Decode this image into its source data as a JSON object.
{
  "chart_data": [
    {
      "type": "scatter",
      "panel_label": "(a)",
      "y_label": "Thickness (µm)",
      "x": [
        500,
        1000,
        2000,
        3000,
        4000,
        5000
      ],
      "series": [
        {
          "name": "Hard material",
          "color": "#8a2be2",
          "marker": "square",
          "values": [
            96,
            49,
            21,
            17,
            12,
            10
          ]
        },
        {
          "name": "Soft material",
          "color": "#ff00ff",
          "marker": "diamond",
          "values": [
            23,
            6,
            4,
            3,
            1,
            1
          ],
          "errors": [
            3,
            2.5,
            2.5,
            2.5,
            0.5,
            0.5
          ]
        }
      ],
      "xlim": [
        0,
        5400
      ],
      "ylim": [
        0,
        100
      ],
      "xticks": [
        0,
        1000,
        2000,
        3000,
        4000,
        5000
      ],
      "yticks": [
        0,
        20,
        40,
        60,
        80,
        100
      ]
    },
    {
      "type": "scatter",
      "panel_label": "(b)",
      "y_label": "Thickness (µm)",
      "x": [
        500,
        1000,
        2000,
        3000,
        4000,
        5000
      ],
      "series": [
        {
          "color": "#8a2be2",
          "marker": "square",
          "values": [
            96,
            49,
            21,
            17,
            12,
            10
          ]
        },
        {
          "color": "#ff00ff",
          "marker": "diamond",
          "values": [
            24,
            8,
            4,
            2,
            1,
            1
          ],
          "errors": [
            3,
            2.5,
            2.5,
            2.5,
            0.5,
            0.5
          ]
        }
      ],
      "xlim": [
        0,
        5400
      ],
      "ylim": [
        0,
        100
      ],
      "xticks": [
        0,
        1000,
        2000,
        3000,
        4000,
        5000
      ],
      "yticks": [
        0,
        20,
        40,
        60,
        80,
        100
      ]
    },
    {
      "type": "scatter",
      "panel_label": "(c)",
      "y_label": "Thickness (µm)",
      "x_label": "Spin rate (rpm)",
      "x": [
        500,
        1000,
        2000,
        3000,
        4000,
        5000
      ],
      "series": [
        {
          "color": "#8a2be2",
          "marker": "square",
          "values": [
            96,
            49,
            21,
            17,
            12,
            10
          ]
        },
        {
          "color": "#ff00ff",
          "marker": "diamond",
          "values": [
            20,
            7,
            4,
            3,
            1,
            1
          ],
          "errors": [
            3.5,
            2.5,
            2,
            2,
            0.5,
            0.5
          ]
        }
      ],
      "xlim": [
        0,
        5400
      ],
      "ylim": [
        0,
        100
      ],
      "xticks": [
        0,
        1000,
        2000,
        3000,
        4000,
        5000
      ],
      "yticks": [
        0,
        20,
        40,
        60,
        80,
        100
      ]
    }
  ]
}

__________________________________________________

What is expected:
From the records above, extract each line exactly as shown.

Written answer:
Decode this image into its source data as a JSON object.
{
  "chart_data": [
    {
      "type": "scatter",
      "panel_label": "(a)",
      "y_label": "Thickness (µm)",
      "x": [
        500,
        1000,
        2000,
        3000,
        4000,
        5000
      ],
      "series": [
        {
          "name": "Hard material",
          "color": "#8a2be2",
          "marker": "square",
          "values": [
            96,
            49,
            21,
            17,
            12,
            10
          ]
        },
        {
          "name": "Soft material",
          "color": "#ff00ff",
          "marker": "diamond",
          "values": [
            23,
            6,
            4,
            3,
            1,
            1
          ],
          "errors": [
            3,
            2.5,
            2.5,
            2.5,
            0.5,
            0.5
          ]
        }
      ],
      "xlim": [
        0,
        5400
      ],
      "ylim": [
        0,
        100
      ],
      "xticks": [
        0,
        1000,
        2000,
        3000,
        4000,
        5000
      ],
      "yticks": [
        0,
        20,
        40,
        60,
        80,
        100
      ]
    },
    {
      "type": "scatter",
      "panel_label": "(b)",
      "y_label": "Thickness (µm)",
      "x": [
        500,
        1000,
        2000,
        3000,
        4000,
        5000
      ],
      "series": [
        {
          "color": "#8a2be2",
          "marker": "square",
          "values": [
            96,
            49,
            21,
            17,
            12,
            10
          ]
        },
        {
          "color": "#ff00ff",
          "marker": "diamond",
          "values": [
            24,
            8,
            4,
            2,
            1,
            1
          ],
          "errors": [
            3,
            2.5,
            2.5,
            2.5,
            0.5,
            0.5
          ]
        }
      ],
      "xlim": [
        0,
        5400
      ],
      "ylim": [
        0,
        100
      ],
      "xticks": [
        0,
        1000,
        2000,
        3000,
        4000,
        5000
      ],
      "yticks": [
        0,
        20,
        40,
        60,
        80,
        100
      ]
    },
    {
      "type": "scatter",
      "panel_label": "(c)",
      "y_label": "Thickness (µm)",
      "x_label": "Spin rate (rpm)",
      "x": [
        500,
        1000,
        2000,
        3000,
        4000,
        5000
      ],
      "series": [
        {
          "color": "#8a2be2",
          "marker": "square",
          "values": [
            96,
            49,
            21,
            17,
            12,
            10
          ]
        },
        {
          "color": "#ff00ff",
          "marker": "diamond",
          "values": [
            20,
            7,
            4,
            3,
            1,
            1
          ],
          "errors": [
            3.5,
            2.5,
            2,
            2,
            0.5,
            0.5
          ]
        }
      ],
      "xlim": [
        0,
        5400
      ],
      "ylim": [
        0,
        100
      ],
      "xticks": [
        0,
        1000,
        2000,
        3000,
        4000,
        5000
      ],
      "yticks": [
        0,
        20,
        40,
        60,
        80,
        100
      ]
    }
  ]
}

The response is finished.